A tragédia de Valparaíso
A marcha já estava terminando e a maioria dos participantes começava a se dispersar. Era o fim de mais um ato estudantil , que não se diferenciava em nada de tantos outras ocorridos com frequência no país nos últimos quatro anos. Segundo a Confech, foram 150 mil pessoas em todo o país.
Um pequeno grupo que vinha do ato final, organizado em frente ao Congresso Nacional do Chile — que fica em Valparaíso — foi até a Praça Vitória. Ali, os testemunhos se cruzam. Alguns dizem que um grupo de grafiteiros queria começar a desenhar um mural dedicado à luta pela educação gratuita. Outros dizem que foram os jovens comunistas os que traziam uma faixa e queriam instalar em um edifício, para outro evento que se realizaria no final da tarde. Fato é que dois residentes do edifício que fica na esquina da praça com a Avenida Brasil reagiram violentamente contra o grupo de jovens, entre os quais estava o grafiteiro Ignacio Mardoñez: “Eram pai e filho, diziam que já estavam cansados das marchas, que os estudantes de verdade iam às aulas, não marchavam, e que o que fazíamos era vandalismo”.
Mardoñez reconhece que ele e outro colega queriam produzir um desenho no edifício da esquina, mas que não o fariam sem autorização e que inclusive pediram desculpas. “Quando começaram a nos xingar, eu já tinha pedido desculpas e o mais velho começou a nos culpar pelas pichações, e eu disse que não era pichador, era grafiteiro, e aí ele me bateu. Quando isso aconteceu o pessoal reagiu indignado e o filho respondeu dizendo que ia expulsar todo mundo ali à bala”.
Um vídeo divulgado no Youtube pelo perfil La Unión MC, difundido em quase toda a imprensa chilena, mostra parte dessa discussão. Nele, aparece um agressor mais jovem, com blusa listrada, que empurra uma pessoa de casaco vermelho e depois troca socos com outras duas, e entra no edifício quando ouve as vaias dos transeuntes. Minutos depois dessa briga, aconteceram os disparos.
----------
◆ Tarefa 1
No texto sobre a tragédia de Valparaíso, reescreva o trecho que vai de "A tragédia de" até "todo o país.", inclusive, trocando "marcha" por "passeata".
◆ Tarefa 2
Responda com base no texto sobre a tragédia de Valparaíso:
(a) Segundo a Confech, quantas pessoas participaram do ato em todo o país?
(b) Em que cidade fica o Congresso Nacional do Chile?
(c) Por qual perfil o vídeo foi divulgado no Youtube?
◆ Tarefa 3
Retome o texto sobre a tragédia de Valparaíso a partir do ponto em que ele termina.
Os itens que vêm depois deste texto formam um material à parte.
----------
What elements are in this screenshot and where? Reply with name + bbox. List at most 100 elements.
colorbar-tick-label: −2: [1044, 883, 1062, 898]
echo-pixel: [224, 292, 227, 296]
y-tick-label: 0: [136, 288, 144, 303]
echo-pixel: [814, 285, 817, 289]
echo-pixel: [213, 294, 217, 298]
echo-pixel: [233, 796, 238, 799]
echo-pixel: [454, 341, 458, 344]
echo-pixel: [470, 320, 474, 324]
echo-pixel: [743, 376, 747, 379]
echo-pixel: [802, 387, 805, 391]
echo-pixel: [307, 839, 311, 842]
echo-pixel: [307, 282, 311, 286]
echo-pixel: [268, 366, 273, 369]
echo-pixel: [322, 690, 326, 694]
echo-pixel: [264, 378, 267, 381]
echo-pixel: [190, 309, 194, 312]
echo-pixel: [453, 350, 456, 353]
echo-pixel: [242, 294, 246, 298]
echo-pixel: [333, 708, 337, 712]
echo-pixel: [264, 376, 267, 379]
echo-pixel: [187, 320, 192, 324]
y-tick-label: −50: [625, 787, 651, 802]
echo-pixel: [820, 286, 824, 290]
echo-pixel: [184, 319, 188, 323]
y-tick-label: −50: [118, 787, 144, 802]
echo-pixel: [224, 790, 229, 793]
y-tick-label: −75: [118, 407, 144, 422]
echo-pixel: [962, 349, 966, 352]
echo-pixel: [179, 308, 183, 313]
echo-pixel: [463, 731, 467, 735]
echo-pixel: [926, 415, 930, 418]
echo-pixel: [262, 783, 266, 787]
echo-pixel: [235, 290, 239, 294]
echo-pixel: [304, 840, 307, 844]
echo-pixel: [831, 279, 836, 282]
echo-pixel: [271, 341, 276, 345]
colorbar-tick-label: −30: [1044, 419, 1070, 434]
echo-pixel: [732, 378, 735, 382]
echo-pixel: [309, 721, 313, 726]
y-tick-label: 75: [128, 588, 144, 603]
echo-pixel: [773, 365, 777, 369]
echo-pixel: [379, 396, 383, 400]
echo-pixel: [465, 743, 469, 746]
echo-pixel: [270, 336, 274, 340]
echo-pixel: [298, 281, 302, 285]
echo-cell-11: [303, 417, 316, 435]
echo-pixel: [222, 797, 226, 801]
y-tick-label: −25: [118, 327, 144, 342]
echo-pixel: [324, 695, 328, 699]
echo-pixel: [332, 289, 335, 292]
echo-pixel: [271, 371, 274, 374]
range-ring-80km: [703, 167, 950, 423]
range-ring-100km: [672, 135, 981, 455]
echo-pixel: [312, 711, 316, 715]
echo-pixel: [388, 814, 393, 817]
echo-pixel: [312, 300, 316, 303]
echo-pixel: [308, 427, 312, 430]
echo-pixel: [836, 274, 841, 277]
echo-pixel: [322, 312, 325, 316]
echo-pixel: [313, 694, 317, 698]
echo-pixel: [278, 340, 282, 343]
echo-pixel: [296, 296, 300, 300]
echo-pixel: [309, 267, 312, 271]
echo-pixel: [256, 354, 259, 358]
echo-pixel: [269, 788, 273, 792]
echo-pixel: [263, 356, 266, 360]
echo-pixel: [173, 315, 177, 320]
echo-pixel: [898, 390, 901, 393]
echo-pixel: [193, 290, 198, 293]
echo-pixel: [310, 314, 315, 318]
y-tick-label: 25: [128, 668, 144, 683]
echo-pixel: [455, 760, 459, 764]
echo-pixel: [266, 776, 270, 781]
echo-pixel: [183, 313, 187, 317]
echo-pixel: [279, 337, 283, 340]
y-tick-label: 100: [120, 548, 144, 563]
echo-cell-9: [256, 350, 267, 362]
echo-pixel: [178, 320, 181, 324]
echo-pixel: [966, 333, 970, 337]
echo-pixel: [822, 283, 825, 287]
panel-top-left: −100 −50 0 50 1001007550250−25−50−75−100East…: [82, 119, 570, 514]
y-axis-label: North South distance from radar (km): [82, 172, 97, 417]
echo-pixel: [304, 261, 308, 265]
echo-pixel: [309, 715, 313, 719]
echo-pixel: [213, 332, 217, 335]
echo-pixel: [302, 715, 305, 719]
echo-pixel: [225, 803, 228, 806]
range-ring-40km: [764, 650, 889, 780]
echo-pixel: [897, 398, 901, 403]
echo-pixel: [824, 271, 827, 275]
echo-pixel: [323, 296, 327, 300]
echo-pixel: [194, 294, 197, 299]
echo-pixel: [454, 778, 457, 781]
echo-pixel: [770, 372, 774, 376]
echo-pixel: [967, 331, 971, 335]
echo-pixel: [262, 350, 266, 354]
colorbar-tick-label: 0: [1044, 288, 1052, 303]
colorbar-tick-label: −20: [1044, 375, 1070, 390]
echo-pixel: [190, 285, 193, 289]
----------
◆ Resposta 1
A tragédia de Valparaíso
A passeata já estava terminando e a maioria dos participantes começava a se dispersar. Era o fim de mais um ato estudantil , que não se diferenciava em nada de tantos outras ocorridos com frequência no país nos últimos quatro anos. Segundo a Confech, foram 150 mil pessoas em todo o país.

◆ Resposta 2
(a) 150 mil pessoas.
(b) Em Valparaíso.
(c) Pelo perfil La Unión MC.

◆ Resposta 3
Assista ao vídeo:
Rapidamente, a polícia entrou no edifício e prendeu o jovem Giuseppe Briganti, de 20 anos. O mesmo rapaz que aparece no vídeo, e que agora é o principal suspeito do crime. Em sua casa também foi encontrada uma pistola nove milímetros, que passará por estudo criminalístico para verificar se as balas coincidem com as retiradas dos corpos dos estudantes assassinados.
Confronto na Universidade de Santiago
Na capital, onde a polícia contabilizou 50 mil manifestantes, a tragédia também aconteceu durante a dispersão do ato.
Agência Efe
Por volta das 15h, um grupo do batalhão dos Carabineros invadiu o edifício da Usach, em perseguição a um grupo de estudantes que retornava da marcha, quando um policial realiza um disparo e lança uma bomba de gás em uma das cantinas da universidade, onde estavam estudantes que não haviam participado do ato — os que vinham das marchas corriam em direção às sedes dos respectivos diretórios acadêmicos, em busca de refúgio. A bomba atirada pela polícia explodiu em cima de uma mesa, e seus estilhaços atingiram o rosto do estudante de engenharia Debrott.
Segundo Marta Matamala, presidente da FeUsach (federação de estudantes da universidade), Debrott está internado em estado grave. O último boletim médico, entregue pouco antes das 0h, dizia que seu quadro evoluía e havia boas possibilidades dele sair com vida. Contudo, os médicos disseram que ainda avaliariam a possibilidade de dano neurológico e perda da visão.